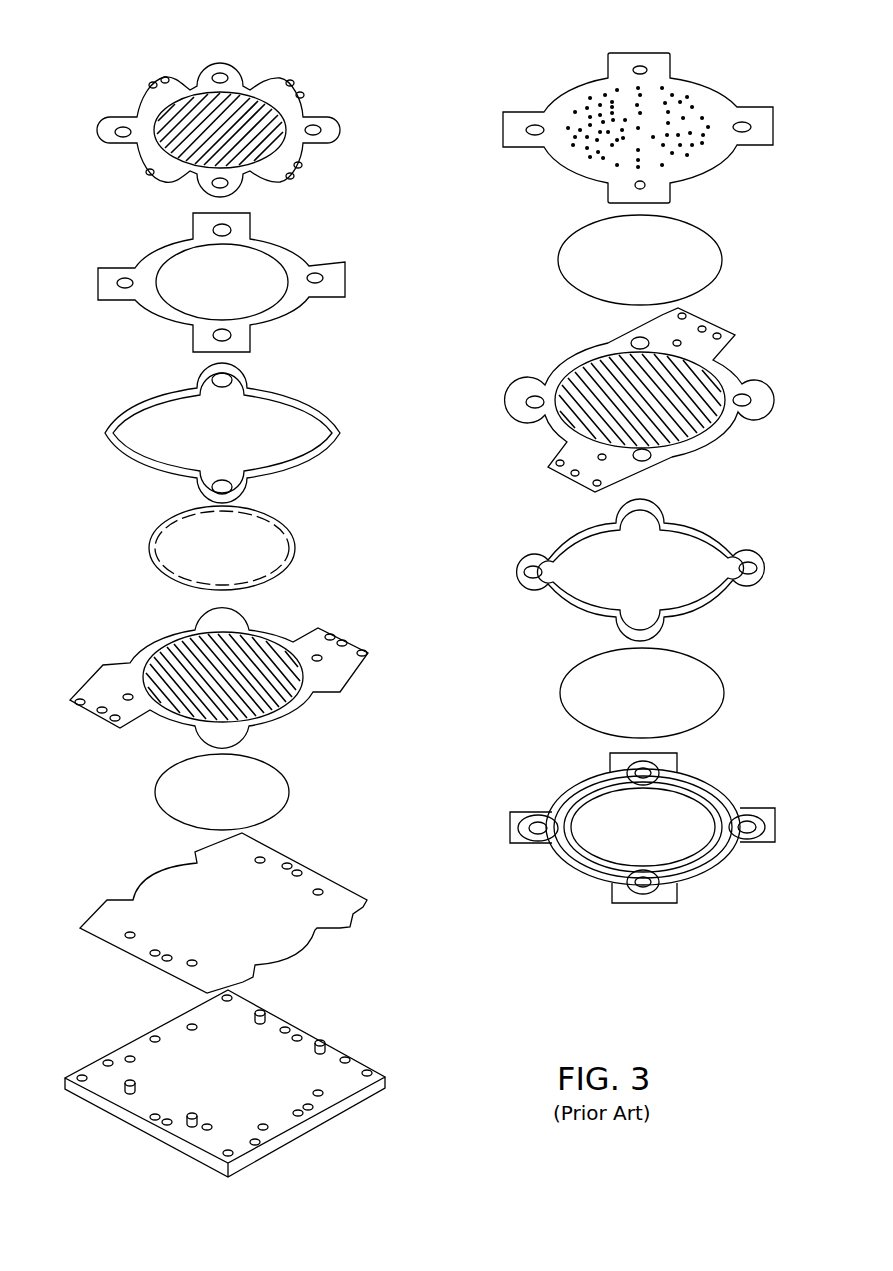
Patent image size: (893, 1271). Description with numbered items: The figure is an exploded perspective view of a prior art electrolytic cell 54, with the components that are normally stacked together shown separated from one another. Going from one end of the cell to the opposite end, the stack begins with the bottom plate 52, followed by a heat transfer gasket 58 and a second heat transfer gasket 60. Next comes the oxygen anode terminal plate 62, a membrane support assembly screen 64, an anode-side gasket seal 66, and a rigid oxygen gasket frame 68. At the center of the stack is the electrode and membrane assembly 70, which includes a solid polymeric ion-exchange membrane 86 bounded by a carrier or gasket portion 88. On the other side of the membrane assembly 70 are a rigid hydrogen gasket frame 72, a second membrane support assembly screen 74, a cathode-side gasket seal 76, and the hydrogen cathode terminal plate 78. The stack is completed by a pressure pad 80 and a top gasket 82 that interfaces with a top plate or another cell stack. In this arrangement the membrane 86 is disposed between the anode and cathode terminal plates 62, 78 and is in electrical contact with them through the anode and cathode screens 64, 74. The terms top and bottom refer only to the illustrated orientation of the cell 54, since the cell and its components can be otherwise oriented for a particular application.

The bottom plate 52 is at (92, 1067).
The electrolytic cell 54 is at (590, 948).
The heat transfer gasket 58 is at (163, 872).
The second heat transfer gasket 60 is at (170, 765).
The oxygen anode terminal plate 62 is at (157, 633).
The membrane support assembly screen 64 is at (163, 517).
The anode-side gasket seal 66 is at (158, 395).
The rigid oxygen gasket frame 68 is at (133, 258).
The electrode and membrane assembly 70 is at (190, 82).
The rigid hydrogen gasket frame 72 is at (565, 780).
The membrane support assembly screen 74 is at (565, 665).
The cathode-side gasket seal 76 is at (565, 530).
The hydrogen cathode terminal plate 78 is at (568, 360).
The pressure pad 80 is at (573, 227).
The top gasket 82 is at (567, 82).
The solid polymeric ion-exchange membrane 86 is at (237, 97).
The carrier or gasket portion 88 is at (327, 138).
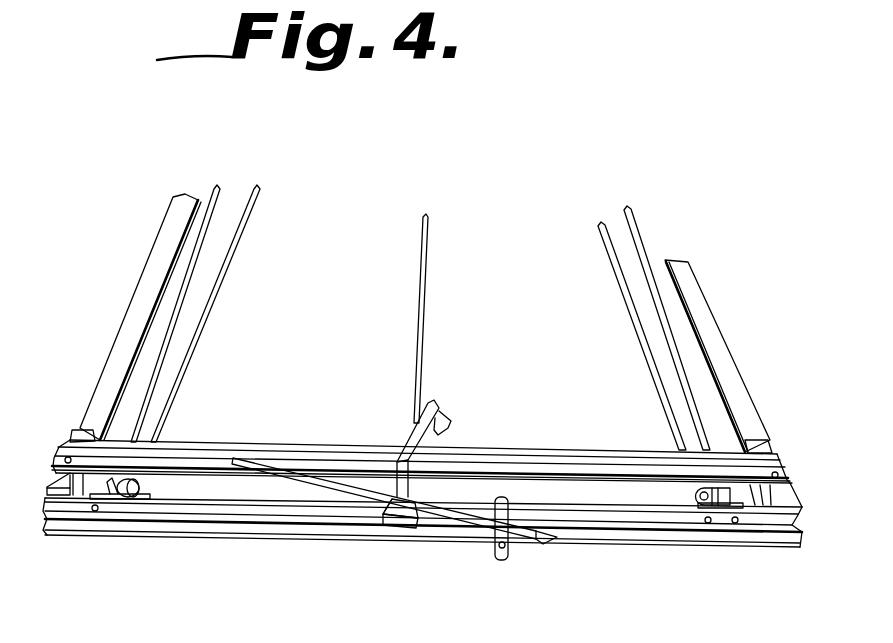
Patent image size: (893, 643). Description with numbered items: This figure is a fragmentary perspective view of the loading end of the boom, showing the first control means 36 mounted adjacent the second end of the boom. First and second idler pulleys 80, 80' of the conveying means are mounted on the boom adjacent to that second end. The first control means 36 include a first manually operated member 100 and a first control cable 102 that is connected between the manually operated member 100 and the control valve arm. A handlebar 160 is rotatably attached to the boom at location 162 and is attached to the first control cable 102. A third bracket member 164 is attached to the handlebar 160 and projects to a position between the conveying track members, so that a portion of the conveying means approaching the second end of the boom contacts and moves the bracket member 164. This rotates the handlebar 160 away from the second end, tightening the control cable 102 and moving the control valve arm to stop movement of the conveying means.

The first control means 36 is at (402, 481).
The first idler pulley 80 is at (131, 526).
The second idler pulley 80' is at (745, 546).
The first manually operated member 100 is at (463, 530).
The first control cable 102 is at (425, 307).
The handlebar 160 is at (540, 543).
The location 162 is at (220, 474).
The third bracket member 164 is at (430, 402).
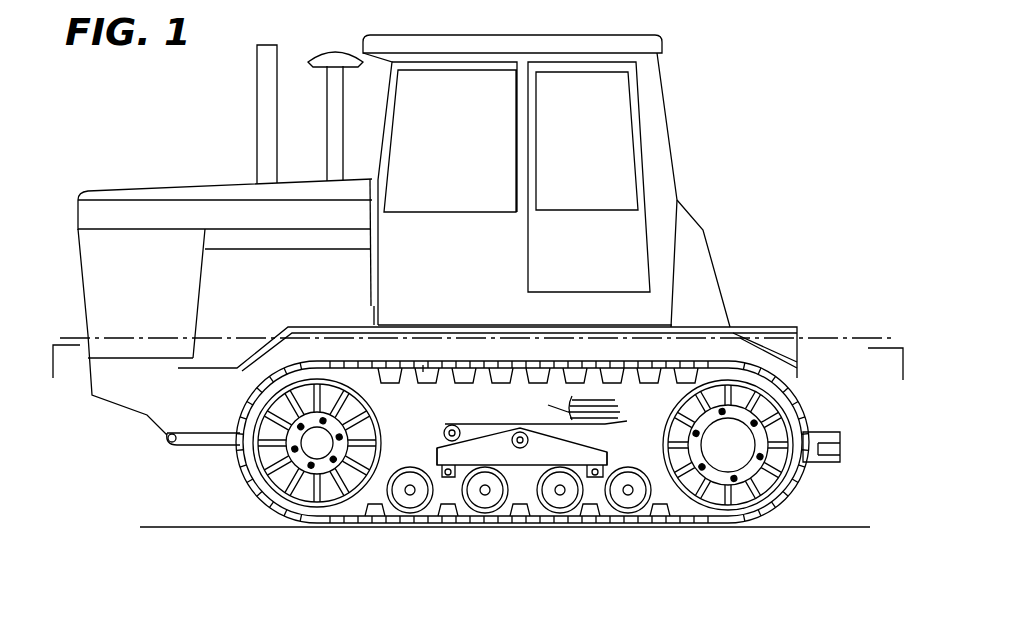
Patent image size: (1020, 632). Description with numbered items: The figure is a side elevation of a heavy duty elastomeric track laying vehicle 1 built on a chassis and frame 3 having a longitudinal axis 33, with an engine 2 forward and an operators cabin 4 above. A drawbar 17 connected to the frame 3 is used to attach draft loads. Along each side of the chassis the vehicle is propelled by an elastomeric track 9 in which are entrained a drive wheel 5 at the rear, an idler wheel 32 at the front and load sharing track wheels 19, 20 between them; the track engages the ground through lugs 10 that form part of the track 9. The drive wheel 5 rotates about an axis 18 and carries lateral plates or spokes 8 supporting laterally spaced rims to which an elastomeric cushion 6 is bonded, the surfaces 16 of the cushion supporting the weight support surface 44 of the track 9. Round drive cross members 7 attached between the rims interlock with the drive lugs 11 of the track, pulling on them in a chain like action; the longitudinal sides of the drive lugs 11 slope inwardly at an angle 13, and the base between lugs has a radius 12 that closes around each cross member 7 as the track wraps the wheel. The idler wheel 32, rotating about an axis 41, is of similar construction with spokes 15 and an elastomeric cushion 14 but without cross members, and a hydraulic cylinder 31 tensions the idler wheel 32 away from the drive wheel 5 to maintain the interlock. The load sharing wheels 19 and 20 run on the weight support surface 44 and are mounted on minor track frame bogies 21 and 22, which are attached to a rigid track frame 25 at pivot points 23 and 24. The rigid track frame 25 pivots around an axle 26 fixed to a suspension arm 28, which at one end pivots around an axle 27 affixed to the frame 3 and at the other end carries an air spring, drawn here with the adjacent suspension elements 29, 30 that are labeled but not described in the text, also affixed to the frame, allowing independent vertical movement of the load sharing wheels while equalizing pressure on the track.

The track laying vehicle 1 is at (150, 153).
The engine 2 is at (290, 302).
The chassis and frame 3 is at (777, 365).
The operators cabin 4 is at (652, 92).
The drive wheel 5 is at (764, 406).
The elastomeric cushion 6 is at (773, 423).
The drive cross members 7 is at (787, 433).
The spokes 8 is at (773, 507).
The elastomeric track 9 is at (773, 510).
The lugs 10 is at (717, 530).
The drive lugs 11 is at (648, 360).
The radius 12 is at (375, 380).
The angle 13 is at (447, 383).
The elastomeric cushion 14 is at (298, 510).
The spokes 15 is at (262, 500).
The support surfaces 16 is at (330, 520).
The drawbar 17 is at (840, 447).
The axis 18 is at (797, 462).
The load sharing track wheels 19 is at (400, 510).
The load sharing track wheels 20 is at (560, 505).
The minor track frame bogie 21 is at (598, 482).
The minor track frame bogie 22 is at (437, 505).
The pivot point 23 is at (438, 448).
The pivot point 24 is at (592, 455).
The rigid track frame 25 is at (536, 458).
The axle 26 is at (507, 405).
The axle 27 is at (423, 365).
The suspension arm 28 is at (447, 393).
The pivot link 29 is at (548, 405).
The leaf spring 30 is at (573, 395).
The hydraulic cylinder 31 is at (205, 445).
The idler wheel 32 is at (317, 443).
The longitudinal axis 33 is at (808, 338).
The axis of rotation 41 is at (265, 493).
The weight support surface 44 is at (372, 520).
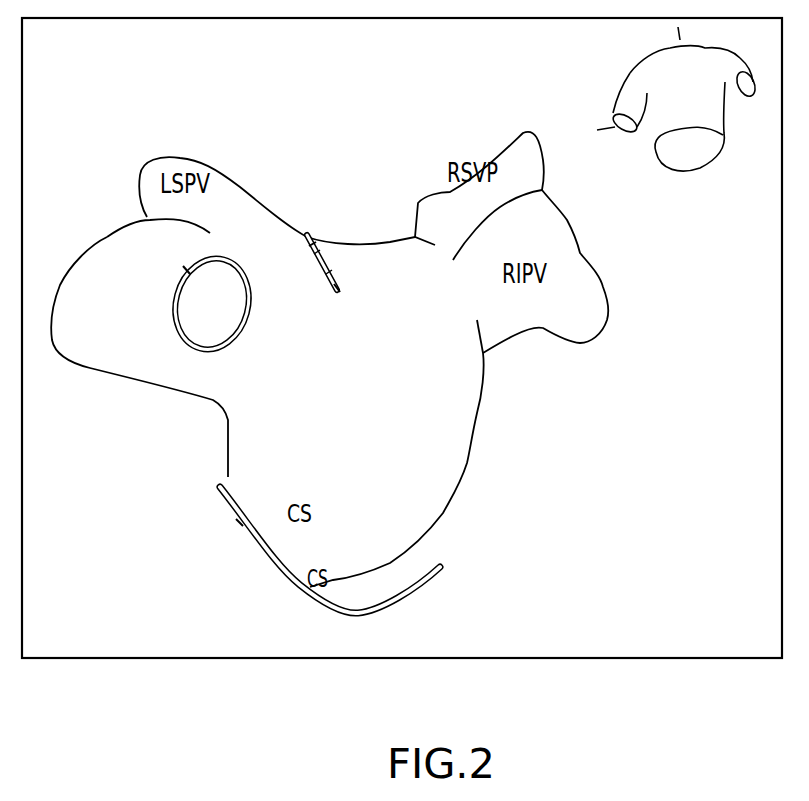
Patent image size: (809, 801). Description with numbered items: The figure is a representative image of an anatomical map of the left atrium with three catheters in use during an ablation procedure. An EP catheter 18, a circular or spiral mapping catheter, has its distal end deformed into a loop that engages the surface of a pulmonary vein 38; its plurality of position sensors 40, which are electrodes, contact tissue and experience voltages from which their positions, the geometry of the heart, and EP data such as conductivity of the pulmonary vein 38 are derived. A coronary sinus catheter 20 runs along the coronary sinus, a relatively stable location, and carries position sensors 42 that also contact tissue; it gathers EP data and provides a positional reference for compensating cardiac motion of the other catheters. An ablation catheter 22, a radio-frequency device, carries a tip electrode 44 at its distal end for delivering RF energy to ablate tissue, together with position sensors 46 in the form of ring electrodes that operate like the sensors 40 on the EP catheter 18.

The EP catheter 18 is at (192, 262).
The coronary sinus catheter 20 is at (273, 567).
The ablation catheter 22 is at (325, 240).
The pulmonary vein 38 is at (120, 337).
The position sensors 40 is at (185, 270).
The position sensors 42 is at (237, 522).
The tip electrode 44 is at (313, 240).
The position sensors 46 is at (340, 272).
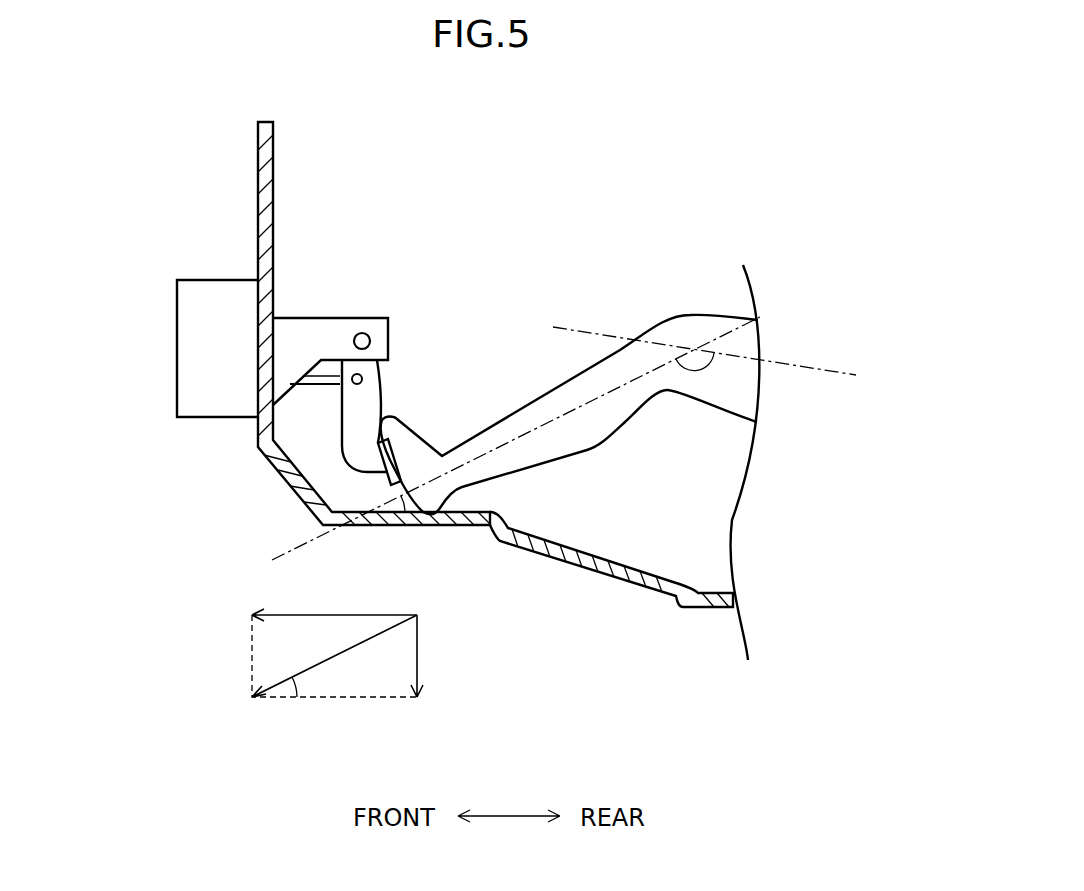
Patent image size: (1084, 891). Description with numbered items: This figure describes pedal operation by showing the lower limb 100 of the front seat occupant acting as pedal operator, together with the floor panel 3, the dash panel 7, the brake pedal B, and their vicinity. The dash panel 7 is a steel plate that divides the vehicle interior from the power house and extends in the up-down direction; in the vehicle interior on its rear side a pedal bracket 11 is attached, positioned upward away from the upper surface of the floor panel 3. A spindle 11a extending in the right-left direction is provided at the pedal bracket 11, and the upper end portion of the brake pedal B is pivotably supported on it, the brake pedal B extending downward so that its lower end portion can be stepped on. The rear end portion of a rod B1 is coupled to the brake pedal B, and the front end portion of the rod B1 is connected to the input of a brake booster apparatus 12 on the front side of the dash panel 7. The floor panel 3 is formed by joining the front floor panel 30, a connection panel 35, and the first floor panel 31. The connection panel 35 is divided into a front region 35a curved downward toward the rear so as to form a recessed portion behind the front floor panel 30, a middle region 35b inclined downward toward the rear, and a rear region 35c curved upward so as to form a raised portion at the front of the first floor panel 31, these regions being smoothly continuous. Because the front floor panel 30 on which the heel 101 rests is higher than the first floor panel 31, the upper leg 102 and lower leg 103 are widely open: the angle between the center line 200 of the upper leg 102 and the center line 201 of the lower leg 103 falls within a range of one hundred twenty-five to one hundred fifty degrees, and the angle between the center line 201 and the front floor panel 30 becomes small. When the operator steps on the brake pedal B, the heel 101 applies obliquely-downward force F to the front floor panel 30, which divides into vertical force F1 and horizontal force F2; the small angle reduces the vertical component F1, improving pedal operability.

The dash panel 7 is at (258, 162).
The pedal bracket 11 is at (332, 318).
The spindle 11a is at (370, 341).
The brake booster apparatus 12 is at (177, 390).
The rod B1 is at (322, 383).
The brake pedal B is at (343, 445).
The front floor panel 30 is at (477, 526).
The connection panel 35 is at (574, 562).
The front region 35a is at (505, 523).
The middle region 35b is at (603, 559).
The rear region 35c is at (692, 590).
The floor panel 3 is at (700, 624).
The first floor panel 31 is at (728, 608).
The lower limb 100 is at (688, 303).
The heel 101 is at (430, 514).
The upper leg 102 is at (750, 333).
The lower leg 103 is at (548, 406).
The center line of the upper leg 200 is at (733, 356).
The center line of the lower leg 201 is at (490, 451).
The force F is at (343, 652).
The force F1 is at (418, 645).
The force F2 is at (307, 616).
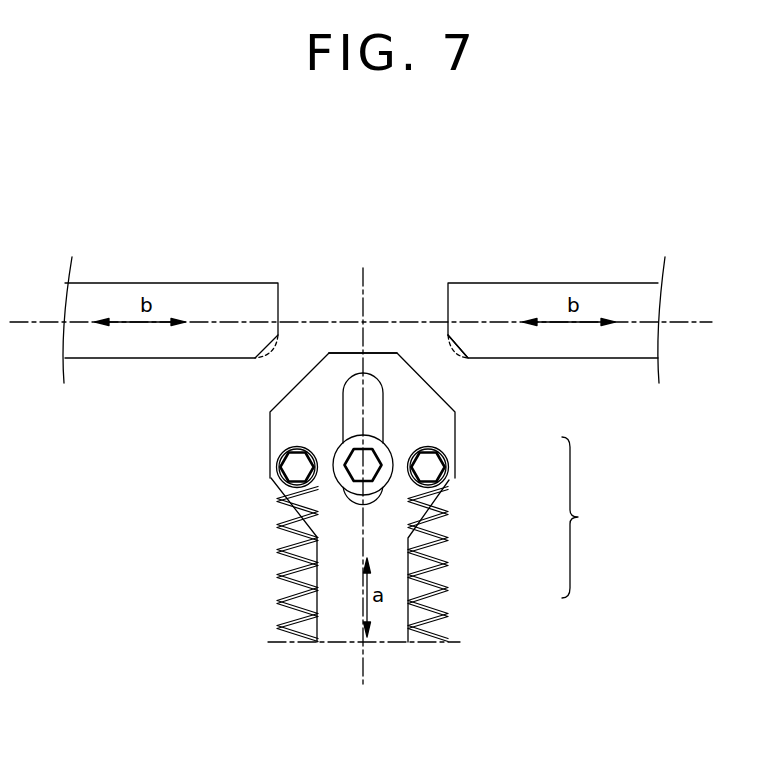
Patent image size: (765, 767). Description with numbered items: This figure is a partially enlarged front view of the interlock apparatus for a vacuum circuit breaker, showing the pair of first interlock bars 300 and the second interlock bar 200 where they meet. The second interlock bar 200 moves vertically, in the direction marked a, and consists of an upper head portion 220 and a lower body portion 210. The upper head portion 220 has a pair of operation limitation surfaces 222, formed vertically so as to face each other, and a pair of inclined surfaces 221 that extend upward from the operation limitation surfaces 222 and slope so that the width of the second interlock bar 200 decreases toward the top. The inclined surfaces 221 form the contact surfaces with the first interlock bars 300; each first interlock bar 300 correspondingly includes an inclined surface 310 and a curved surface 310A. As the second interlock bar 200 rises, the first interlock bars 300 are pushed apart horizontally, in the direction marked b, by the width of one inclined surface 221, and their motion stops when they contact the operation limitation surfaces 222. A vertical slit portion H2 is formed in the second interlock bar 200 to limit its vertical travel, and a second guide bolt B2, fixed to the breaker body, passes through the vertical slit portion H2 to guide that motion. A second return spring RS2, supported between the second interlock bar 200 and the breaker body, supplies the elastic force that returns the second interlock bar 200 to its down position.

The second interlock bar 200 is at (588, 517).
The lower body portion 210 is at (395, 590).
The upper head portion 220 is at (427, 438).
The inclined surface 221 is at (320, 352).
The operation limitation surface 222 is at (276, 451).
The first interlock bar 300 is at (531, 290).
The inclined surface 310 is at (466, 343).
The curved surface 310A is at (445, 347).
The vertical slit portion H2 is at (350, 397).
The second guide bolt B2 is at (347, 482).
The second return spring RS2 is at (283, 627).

* * * * *

#### [GIVEN EXERCISE]
Copy out the material word for word, from the line containing "Patent image size: (809, 801)." through the line containing "The position sensors 46 is at (340, 272).", including both of those lines.

#### [EXERCISE ANSWER]
Patent image size: (809, 801). Description with numbered items: The figure is a representative image of an anatomical map of the left atrium with three catheters in use during an ablation procedure. An EP catheter 18, a circular or spiral mapping catheter, has its distal end deformed into a loop that engages the surface of a pulmonary vein 38; its plurality of position sensors 40, which are electrodes, contact tissue and experience voltages from which their positions, the geometry of the heart, and EP data such as conductivity of the pulmonary vein 38 are derived. A coronary sinus catheter 20 runs along the coronary sinus, a relatively stable location, and carries position sensors 42 that also contact tissue; it gathers EP data and provides a positional reference for compensating cardiac motion of the other catheters. An ablation catheter 22, a radio-frequency device, carries a tip electrode 44 at its distal end for delivering RF energy to ablate tissue, together with position sensors 46 in the form of ring electrodes that operate like the sensors 40 on the EP catheter 18.

The EP catheter 18 is at (192, 262).
The coronary sinus catheter 20 is at (273, 567).
The ablation catheter 22 is at (325, 240).
The pulmonary vein 38 is at (120, 337).
The position sensors 40 is at (185, 270).
The position sensors 42 is at (237, 522).
The tip electrode 44 is at (313, 240).
The position sensors 46 is at (340, 272).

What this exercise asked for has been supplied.